> _To be done_
Quote the entries word for word. Omit the pictures.
** Start **
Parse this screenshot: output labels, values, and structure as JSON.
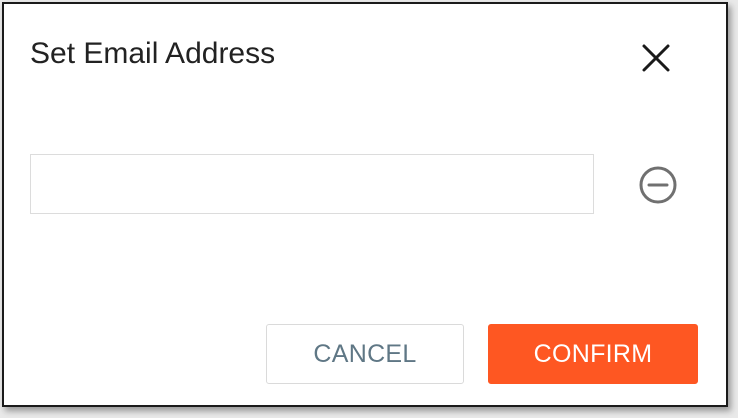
{
  "dialog": {
    "title": "Set Email Address",
    "close_icon": "close-icon"
  },
  "email": {
    "value": "",
    "placeholder": "",
    "remove_icon": "minus-circle-icon"
  },
  "actions": {
    "cancel_label": "CANCEL",
    "confirm_label": "CONFIRM"
  },
  "colors": {
    "accent": "#fe5722",
    "cancel_text": "#5f7785",
    "title_text": "#222222",
    "icon_gray": "#707070"
  }
}
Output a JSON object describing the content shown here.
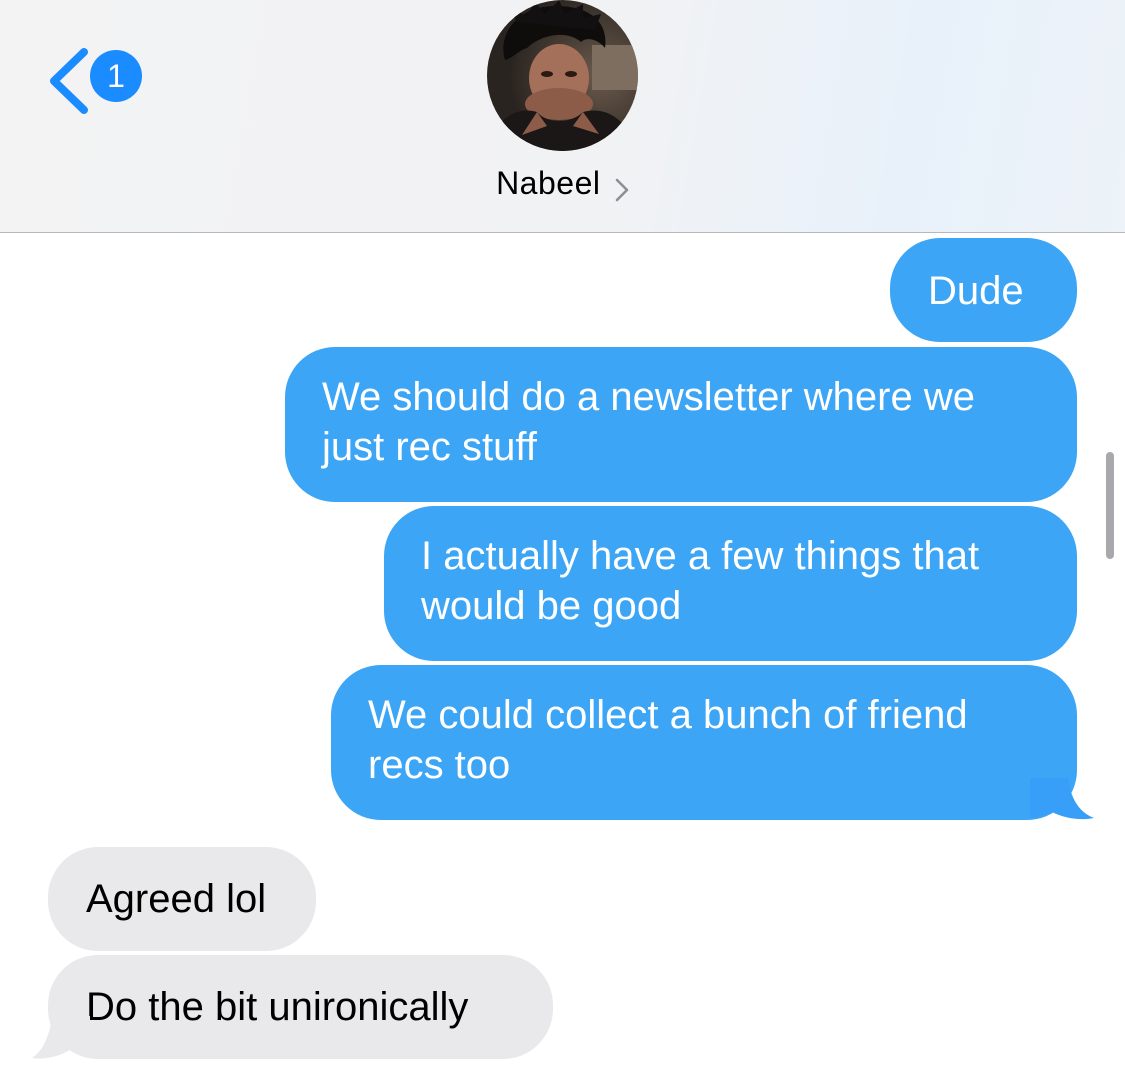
{
  "header": {
    "back_badge_count": "1",
    "contact_name": "Nabeel",
    "accent_color": "#1a8cff"
  },
  "messages": [
    {
      "direction": "sent",
      "text": "Dude"
    },
    {
      "direction": "sent",
      "text": "We should do a newsletter where we just rec stuff"
    },
    {
      "direction": "sent",
      "text": "I actually have a few things that would be good"
    },
    {
      "direction": "sent",
      "text": "We could collect a bunch of friend recs too"
    },
    {
      "direction": "received",
      "text": "Agreed lol"
    },
    {
      "direction": "received",
      "text": "Do the bit unironically"
    }
  ],
  "colors": {
    "sent_bubble": "#3ca5f5",
    "received_bubble": "#e9e9eb"
  },
  "icons": {
    "back": "chevron-left-icon",
    "contact_details": "chevron-right-icon"
  }
}
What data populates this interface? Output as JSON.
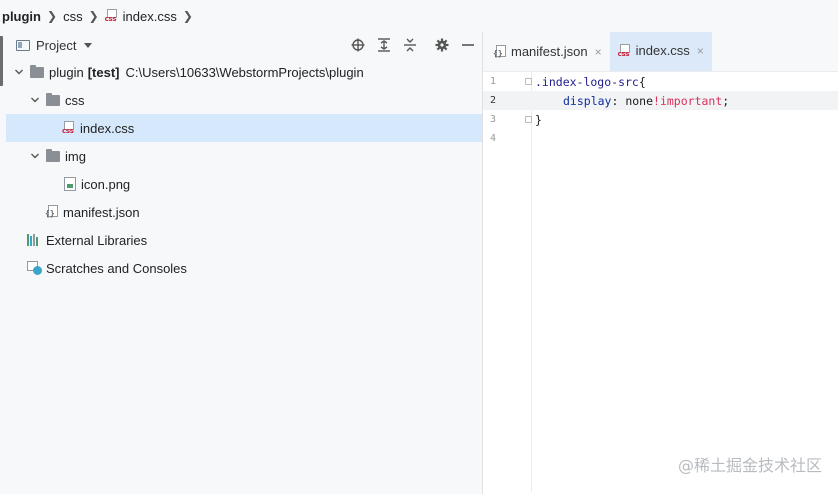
{
  "breadcrumb": {
    "items": [
      {
        "label": "plugin"
      },
      {
        "label": "css"
      },
      {
        "label": "index.css",
        "icon": "css-file-icon"
      }
    ]
  },
  "sidebar": {
    "strip_label": "Project"
  },
  "project_panel": {
    "title": "Project",
    "toolbar_icons": [
      "locate-icon",
      "expand-all-icon",
      "collapse-all-icon",
      "gear-icon",
      "minimize-icon"
    ],
    "tree": {
      "root": {
        "name": "plugin",
        "badge": "[test]",
        "path": "C:\\Users\\10633\\WebstormProjects\\plugin"
      },
      "css_folder": "css",
      "index_css": "index.css",
      "img_folder": "img",
      "icon_png": "icon.png",
      "manifest": "manifest.json",
      "external_libraries": "External Libraries",
      "scratches": "Scratches and Consoles"
    }
  },
  "editor": {
    "tabs": [
      {
        "label": "manifest.json",
        "active": false
      },
      {
        "label": "index.css",
        "active": true
      }
    ],
    "close_glyph": "×",
    "lines": [
      {
        "num": "1",
        "selector": ".index-logo-src",
        "open": "{"
      },
      {
        "num": "2",
        "property": "display",
        "colon": ":",
        "value": " none",
        "important": "!important",
        "semicolon": ";"
      },
      {
        "num": "3",
        "close": "}"
      },
      {
        "num": "4"
      }
    ],
    "current_line": 2
  },
  "watermark": "@稀土掘金技术社区",
  "colors": {
    "selection": "#d5e8fc",
    "active_tab": "#dce9f8",
    "important": "#d7315b",
    "property": "#0c2ea0"
  }
}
** End **
> _Answer_
Parse this screenshot: output labels, values, and structure as JSON.
{
  "dialog": {
    "title": "Set Email Address",
    "close_icon": "close-icon"
  },
  "email": {
    "value": "",
    "placeholder": "",
    "remove_icon": "minus-circle-icon"
  },
  "actions": {
    "cancel_label": "CANCEL",
    "confirm_label": "CONFIRM"
  },
  "colors": {
    "accent": "#fe5722",
    "cancel_text": "#5f7785",
    "title_text": "#222222",
    "icon_gray": "#707070"
  }
}
Output a JSON object describing the content shown here.
{
  "header": {
    "back_badge_count": "1",
    "contact_name": "Nabeel",
    "accent_color": "#1a8cff"
  },
  "messages": [
    {
      "direction": "sent",
      "text": "Dude"
    },
    {
      "direction": "sent",
      "text": "We should do a newsletter where we just rec stuff"
    },
    {
      "direction": "sent",
      "text": "I actually have a few things that would be good"
    },
    {
      "direction": "sent",
      "text": "We could collect a bunch of friend recs too"
    },
    {
      "direction": "received",
      "text": "Agreed lol"
    },
    {
      "direction": "received",
      "text": "Do the bit unironically"
    }
  ],
  "colors": {
    "sent_bubble": "#3ca5f5",
    "received_bubble": "#e9e9eb"
  },
  "icons": {
    "back": "chevron-left-icon",
    "contact_details": "chevron-right-icon"
  }
}
What data populates this interface? Output as JSON.
{
  "breadcrumb": {
    "items": [
      {
        "label": "plugin"
      },
      {
        "label": "css"
      },
      {
        "label": "index.css",
        "icon": "css-file-icon"
      }
    ]
  },
  "sidebar": {
    "strip_label": "Project"
  },
  "project_panel": {
    "title": "Project",
    "toolbar_icons": [
      "locate-icon",
      "expand-all-icon",
      "collapse-all-icon",
      "gear-icon",
      "minimize-icon"
    ],
    "tree": {
      "root": {
        "name": "plugin",
        "badge": "[test]",
        "path": "C:\\Users\\10633\\WebstormProjects\\plugin"
      },
      "css_folder": "css",
      "index_css": "index.css",
      "img_folder": "img",
      "icon_png": "icon.png",
      "manifest": "manifest.json",
      "external_libraries": "External Libraries",
      "scratches": "Scratches and Consoles"
    }
  },
  "editor": {
    "tabs": [
      {
        "label": "manifest.json",
        "active": false
      },
      {
        "label": "index.css",
        "active": true
      }
    ],
    "close_glyph": "×",
    "lines": [
      {
        "num": "1",
        "selector": ".index-logo-src",
        "open": "{"
      },
      {
        "num": "2",
        "property": "display",
        "colon": ":",
        "value": " none",
        "important": "!important",
        "semicolon": ";"
      },
      {
        "num": "3",
        "close": "}"
      },
      {
        "num": "4"
      }
    ],
    "current_line": 2
  },
  "watermark": "@稀土掘金技术社区",
  "colors": {
    "selection": "#d5e8fc",
    "active_tab": "#dce9f8",
    "important": "#d7315b",
    "property": "#0c2ea0"
  }
}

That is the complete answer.